■ **Stated problem**
Each line of the data that includes the string "color" is to be copied out.
## START Data
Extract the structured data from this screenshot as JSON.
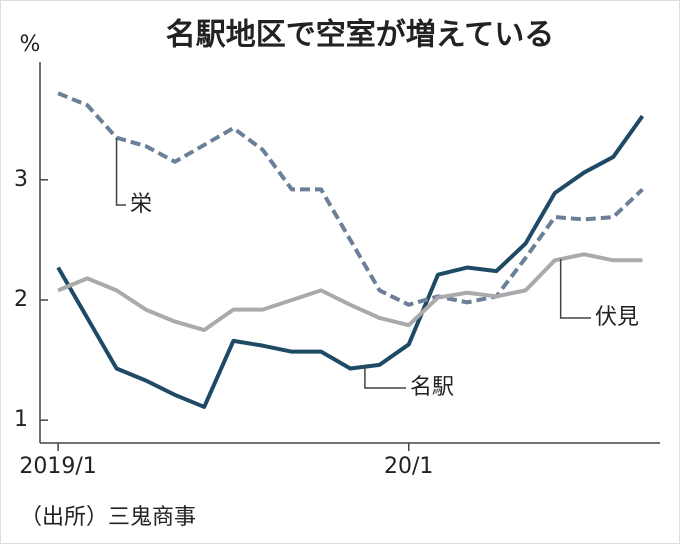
{
  "chart_data": {
    "type": "line",
    "title": "名駅地区で空室が増えている",
    "y_unit": "%",
    "source": "（出所）三鬼商事",
    "x": [
      0,
      1,
      2,
      3,
      4,
      5,
      6,
      7,
      8,
      9,
      10,
      11,
      12,
      13,
      14,
      15,
      16,
      17,
      18,
      19,
      20
    ],
    "xlim": [
      -0.62,
      20.6
    ],
    "xticks": [
      {
        "value": 0,
        "label": "2019/1"
      },
      {
        "value": 12,
        "label": "20/1"
      }
    ],
    "ylim": [
      0.81,
      3.98
    ],
    "yticks": [
      1,
      2,
      3
    ],
    "series": [
      {
        "name": "名駅",
        "color": "#1f4a66",
        "dashed": false,
        "values": [
          2.27,
          1.85,
          1.43,
          1.33,
          1.21,
          1.11,
          1.66,
          1.62,
          1.57,
          1.57,
          1.43,
          1.46,
          1.63,
          2.21,
          2.27,
          2.24,
          2.47,
          2.89,
          3.06,
          3.19,
          3.53
        ]
      },
      {
        "name": "栄",
        "color": "#6b7f98",
        "dashed": true,
        "values": [
          3.72,
          3.62,
          3.35,
          3.28,
          3.15,
          3.29,
          3.43,
          3.25,
          2.92,
          2.92,
          2.5,
          2.08,
          1.96,
          2.03,
          1.98,
          2.03,
          2.35,
          2.69,
          2.67,
          2.69,
          2.92
        ]
      },
      {
        "name": "伏見",
        "color": "#aaaaaa",
        "dashed": false,
        "values": [
          2.08,
          2.18,
          2.08,
          1.92,
          1.82,
          1.75,
          1.92,
          1.92,
          2.0,
          2.08,
          1.96,
          1.85,
          1.79,
          2.02,
          2.06,
          2.03,
          2.08,
          2.33,
          2.38,
          2.33,
          2.33
        ]
      }
    ]
  }
}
## END Data
■ **Solved exercise**
        "color": "#1f4a66",
        "color": "#6b7f98",
        "color": "#aaaaaa",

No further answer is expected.